Begin DATA LISTING

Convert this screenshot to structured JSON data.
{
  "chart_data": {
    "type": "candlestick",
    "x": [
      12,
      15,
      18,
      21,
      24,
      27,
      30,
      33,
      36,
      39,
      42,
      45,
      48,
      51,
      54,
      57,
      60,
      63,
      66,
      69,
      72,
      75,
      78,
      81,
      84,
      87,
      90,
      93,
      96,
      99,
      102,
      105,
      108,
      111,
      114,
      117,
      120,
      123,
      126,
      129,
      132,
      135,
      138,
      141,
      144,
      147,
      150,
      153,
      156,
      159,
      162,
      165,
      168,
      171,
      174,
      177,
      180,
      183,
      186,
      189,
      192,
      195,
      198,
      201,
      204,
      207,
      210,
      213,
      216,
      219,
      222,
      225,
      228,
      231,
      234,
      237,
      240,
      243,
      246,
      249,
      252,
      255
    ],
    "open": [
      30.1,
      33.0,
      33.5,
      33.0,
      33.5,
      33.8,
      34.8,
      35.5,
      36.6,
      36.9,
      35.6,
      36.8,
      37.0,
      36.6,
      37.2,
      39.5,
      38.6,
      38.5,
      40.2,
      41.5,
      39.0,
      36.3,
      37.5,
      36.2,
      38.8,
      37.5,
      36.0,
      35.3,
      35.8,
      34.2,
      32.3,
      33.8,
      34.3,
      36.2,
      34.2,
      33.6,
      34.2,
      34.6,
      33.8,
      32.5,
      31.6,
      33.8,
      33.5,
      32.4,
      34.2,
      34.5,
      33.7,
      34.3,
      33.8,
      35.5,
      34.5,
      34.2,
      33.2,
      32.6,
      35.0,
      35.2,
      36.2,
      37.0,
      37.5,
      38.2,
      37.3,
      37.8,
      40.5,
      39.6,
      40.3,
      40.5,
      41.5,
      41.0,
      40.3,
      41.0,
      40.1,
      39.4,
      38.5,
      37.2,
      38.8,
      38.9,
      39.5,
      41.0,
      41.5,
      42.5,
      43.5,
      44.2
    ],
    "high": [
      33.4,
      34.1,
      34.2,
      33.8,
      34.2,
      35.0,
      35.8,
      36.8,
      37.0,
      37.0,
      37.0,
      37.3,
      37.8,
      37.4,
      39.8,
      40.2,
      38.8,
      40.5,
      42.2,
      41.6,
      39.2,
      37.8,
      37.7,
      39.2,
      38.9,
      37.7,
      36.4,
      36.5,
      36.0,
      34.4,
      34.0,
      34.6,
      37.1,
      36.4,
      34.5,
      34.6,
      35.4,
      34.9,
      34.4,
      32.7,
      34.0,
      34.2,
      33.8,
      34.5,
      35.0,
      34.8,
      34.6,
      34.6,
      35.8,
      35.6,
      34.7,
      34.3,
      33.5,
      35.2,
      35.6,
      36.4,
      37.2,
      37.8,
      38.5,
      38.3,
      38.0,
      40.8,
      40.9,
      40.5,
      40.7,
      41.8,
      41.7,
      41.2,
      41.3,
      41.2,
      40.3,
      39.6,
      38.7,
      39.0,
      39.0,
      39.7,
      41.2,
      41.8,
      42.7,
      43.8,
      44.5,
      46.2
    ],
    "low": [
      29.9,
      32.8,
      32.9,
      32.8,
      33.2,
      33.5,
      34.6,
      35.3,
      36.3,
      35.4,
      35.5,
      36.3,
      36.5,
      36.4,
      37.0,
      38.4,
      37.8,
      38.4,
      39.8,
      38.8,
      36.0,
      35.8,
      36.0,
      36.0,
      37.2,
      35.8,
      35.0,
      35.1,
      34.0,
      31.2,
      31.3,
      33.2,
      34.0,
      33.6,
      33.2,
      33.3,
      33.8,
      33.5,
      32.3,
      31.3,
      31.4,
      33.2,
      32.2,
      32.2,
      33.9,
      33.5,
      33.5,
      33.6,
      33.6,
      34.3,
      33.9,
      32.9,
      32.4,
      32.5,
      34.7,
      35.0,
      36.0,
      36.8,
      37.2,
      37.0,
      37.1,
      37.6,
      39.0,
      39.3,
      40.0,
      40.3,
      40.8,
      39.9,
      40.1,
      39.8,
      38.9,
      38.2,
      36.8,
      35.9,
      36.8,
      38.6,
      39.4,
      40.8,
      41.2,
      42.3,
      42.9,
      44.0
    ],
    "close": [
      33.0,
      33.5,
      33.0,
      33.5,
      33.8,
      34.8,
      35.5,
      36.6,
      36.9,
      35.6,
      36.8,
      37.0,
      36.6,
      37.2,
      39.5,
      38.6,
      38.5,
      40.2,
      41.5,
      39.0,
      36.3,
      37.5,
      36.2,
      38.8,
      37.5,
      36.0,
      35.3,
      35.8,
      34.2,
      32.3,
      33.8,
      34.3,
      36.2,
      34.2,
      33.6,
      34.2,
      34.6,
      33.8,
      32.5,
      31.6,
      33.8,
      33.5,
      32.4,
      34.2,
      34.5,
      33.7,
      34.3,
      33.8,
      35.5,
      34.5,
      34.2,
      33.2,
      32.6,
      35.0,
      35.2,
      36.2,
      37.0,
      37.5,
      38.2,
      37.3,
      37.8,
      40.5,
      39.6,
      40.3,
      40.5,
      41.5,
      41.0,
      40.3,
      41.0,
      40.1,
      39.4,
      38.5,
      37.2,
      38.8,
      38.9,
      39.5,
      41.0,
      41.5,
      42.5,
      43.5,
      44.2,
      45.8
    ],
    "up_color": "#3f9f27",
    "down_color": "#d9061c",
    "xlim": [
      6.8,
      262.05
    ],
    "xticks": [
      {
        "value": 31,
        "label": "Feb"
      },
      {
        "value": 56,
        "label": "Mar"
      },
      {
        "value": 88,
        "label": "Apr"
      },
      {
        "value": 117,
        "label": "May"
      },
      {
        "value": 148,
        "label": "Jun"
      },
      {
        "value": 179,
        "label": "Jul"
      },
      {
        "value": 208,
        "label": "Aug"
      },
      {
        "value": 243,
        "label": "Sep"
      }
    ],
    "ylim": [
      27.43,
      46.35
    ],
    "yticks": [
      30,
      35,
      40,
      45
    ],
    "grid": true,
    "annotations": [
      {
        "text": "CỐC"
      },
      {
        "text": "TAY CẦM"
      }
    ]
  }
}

End DATA LISTING

**TO DO**
Above are the records; copy every line in them that holds the word "label".

**ANSWER**
        "label": "Feb"
        "label": "Mar"
        "label": "Apr"
        "label": "May"
        "label": "Jun"
        "label": "Jul"
        "label": "Aug"
        "label": "Sep"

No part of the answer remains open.